Short task:
The listing beneath should be written out in full, exactly as shown.

>> Start

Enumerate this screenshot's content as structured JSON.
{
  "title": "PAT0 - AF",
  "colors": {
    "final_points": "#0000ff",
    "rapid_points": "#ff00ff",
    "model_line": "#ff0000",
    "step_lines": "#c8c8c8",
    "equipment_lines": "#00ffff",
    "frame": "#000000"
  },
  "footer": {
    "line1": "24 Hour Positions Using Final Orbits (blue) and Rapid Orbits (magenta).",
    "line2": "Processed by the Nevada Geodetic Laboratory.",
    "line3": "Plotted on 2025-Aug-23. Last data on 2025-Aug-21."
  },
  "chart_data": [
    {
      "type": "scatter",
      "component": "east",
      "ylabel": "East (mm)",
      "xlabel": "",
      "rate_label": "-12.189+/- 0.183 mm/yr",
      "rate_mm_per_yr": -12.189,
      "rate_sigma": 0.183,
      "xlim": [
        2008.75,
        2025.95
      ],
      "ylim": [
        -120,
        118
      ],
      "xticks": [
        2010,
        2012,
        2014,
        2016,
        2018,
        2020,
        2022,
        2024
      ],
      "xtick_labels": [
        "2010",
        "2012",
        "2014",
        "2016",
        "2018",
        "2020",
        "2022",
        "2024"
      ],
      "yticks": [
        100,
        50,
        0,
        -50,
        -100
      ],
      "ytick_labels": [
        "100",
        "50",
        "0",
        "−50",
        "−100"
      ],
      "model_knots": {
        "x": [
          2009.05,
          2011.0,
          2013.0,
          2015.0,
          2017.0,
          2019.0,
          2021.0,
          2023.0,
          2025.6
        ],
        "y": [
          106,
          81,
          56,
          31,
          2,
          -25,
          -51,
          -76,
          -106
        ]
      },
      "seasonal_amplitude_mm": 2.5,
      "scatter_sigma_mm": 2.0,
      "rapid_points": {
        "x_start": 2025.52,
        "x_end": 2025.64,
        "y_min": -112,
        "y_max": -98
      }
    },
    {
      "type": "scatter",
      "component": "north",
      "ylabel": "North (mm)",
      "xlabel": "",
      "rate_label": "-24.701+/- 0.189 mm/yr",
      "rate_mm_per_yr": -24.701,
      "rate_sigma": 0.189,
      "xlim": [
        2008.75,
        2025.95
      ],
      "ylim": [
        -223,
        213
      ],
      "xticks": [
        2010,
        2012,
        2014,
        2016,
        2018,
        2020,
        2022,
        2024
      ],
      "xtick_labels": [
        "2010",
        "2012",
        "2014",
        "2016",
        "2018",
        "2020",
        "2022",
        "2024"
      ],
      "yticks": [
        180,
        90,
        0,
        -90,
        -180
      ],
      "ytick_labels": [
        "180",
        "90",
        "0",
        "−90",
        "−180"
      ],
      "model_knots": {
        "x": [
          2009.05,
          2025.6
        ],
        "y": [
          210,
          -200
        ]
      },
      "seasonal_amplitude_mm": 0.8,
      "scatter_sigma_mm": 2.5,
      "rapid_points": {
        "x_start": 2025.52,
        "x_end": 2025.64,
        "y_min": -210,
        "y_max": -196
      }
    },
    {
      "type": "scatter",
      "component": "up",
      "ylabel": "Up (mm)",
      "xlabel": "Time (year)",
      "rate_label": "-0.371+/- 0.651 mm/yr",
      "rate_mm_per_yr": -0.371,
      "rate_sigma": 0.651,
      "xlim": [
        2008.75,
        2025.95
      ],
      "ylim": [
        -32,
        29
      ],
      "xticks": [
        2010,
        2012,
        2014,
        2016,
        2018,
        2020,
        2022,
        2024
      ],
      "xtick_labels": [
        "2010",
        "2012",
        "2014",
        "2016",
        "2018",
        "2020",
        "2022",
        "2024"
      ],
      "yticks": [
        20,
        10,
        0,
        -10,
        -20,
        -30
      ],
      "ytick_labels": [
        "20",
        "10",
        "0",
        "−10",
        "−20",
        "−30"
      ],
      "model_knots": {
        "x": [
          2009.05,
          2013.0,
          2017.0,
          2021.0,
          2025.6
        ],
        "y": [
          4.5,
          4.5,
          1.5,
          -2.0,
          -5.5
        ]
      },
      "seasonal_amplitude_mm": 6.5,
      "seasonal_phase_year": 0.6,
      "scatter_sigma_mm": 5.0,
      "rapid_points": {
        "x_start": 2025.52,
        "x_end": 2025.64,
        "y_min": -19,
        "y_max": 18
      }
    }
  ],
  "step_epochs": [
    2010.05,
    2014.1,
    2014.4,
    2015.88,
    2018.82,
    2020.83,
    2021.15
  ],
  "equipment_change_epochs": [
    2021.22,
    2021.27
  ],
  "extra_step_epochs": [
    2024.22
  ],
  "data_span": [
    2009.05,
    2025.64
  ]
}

>> End

Written reply:
Enumerate this screenshot's content as structured JSON.
{
  "title": "PAT0 - AF",
  "colors": {
    "final_points": "#0000ff",
    "rapid_points": "#ff00ff",
    "model_line": "#ff0000",
    "step_lines": "#c8c8c8",
    "equipment_lines": "#00ffff",
    "frame": "#000000"
  },
  "footer": {
    "line1": "24 Hour Positions Using Final Orbits (blue) and Rapid Orbits (magenta).",
    "line2": "Processed by the Nevada Geodetic Laboratory.",
    "line3": "Plotted on 2025-Aug-23. Last data on 2025-Aug-21."
  },
  "chart_data": [
    {
      "type": "scatter",
      "component": "east",
      "ylabel": "East (mm)",
      "xlabel": "",
      "rate_label": "-12.189+/- 0.183 mm/yr",
      "rate_mm_per_yr": -12.189,
      "rate_sigma": 0.183,
      "xlim": [
        2008.75,
        2025.95
      ],
      "ylim": [
        -120,
        118
      ],
      "xticks": [
        2010,
        2012,
        2014,
        2016,
        2018,
        2020,
        2022,
        2024
      ],
      "xtick_labels": [
        "2010",
        "2012",
        "2014",
        "2016",
        "2018",
        "2020",
        "2022",
        "2024"
      ],
      "yticks": [
        100,
        50,
        0,
        -50,
        -100
      ],
      "ytick_labels": [
        "100",
        "50",
        "0",
        "−50",
        "−100"
      ],
      "model_knots": {
        "x": [
          2009.05,
          2011.0,
          2013.0,
          2015.0,
          2017.0,
          2019.0,
          2021.0,
          2023.0,
          2025.6
        ],
        "y": [
          106,
          81,
          56,
          31,
          2,
          -25,
          -51,
          -76,
          -106
        ]
      },
      "seasonal_amplitude_mm": 2.5,
      "scatter_sigma_mm": 2.0,
      "rapid_points": {
        "x_start": 2025.52,
        "x_end": 2025.64,
        "y_min": -112,
        "y_max": -98
      }
    },
    {
      "type": "scatter",
      "component": "north",
      "ylabel": "North (mm)",
      "xlabel": "",
      "rate_label": "-24.701+/- 0.189 mm/yr",
      "rate_mm_per_yr": -24.701,
      "rate_sigma": 0.189,
      "xlim": [
        2008.75,
        2025.95
      ],
      "ylim": [
        -223,
        213
      ],
      "xticks": [
        2010,
        2012,
        2014,
        2016,
        2018,
        2020,
        2022,
        2024
      ],
      "xtick_labels": [
        "2010",
        "2012",
        "2014",
        "2016",
        "2018",
        "2020",
        "2022",
        "2024"
      ],
      "yticks": [
        180,
        90,
        0,
        -90,
        -180
      ],
      "ytick_labels": [
        "180",
        "90",
        "0",
        "−90",
        "−180"
      ],
      "model_knots": {
        "x": [
          2009.05,
          2025.6
        ],
        "y": [
          210,
          -200
        ]
      },
      "seasonal_amplitude_mm": 0.8,
      "scatter_sigma_mm": 2.5,
      "rapid_points": {
        "x_start": 2025.52,
        "x_end": 2025.64,
        "y_min": -210,
        "y_max": -196
      }
    },
    {
      "type": "scatter",
      "component": "up",
      "ylabel": "Up (mm)",
      "xlabel": "Time (year)",
      "rate_label": "-0.371+/- 0.651 mm/yr",
      "rate_mm_per_yr": -0.371,
      "rate_sigma": 0.651,
      "xlim": [
        2008.75,
        2025.95
      ],
      "ylim": [
        -32,
        29
      ],
      "xticks": [
        2010,
        2012,
        2014,
        2016,
        2018,
        2020,
        2022,
        2024
      ],
      "xtick_labels": [
        "2010",
        "2012",
        "2014",
        "2016",
        "2018",
        "2020",
        "2022",
        "2024"
      ],
      "yticks": [
        20,
        10,
        0,
        -10,
        -20,
        -30
      ],
      "ytick_labels": [
        "20",
        "10",
        "0",
        "−10",
        "−20",
        "−30"
      ],
      "model_knots": {
        "x": [
          2009.05,
          2013.0,
          2017.0,
          2021.0,
          2025.6
        ],
        "y": [
          4.5,
          4.5,
          1.5,
          -2.0,
          -5.5
        ]
      },
      "seasonal_amplitude_mm": 6.5,
      "seasonal_phase_year": 0.6,
      "scatter_sigma_mm": 5.0,
      "rapid_points": {
        "x_start": 2025.52,
        "x_end": 2025.64,
        "y_min": -19,
        "y_max": 18
      }
    }
  ],
  "step_epochs": [
    2010.05,
    2014.1,
    2014.4,
    2015.88,
    2018.82,
    2020.83,
    2021.15
  ],
  "equipment_change_epochs": [
    2021.22,
    2021.27
  ],
  "extra_step_epochs": [
    2024.22
  ],
  "data_span": [
    2009.05,
    2025.64
  ]
}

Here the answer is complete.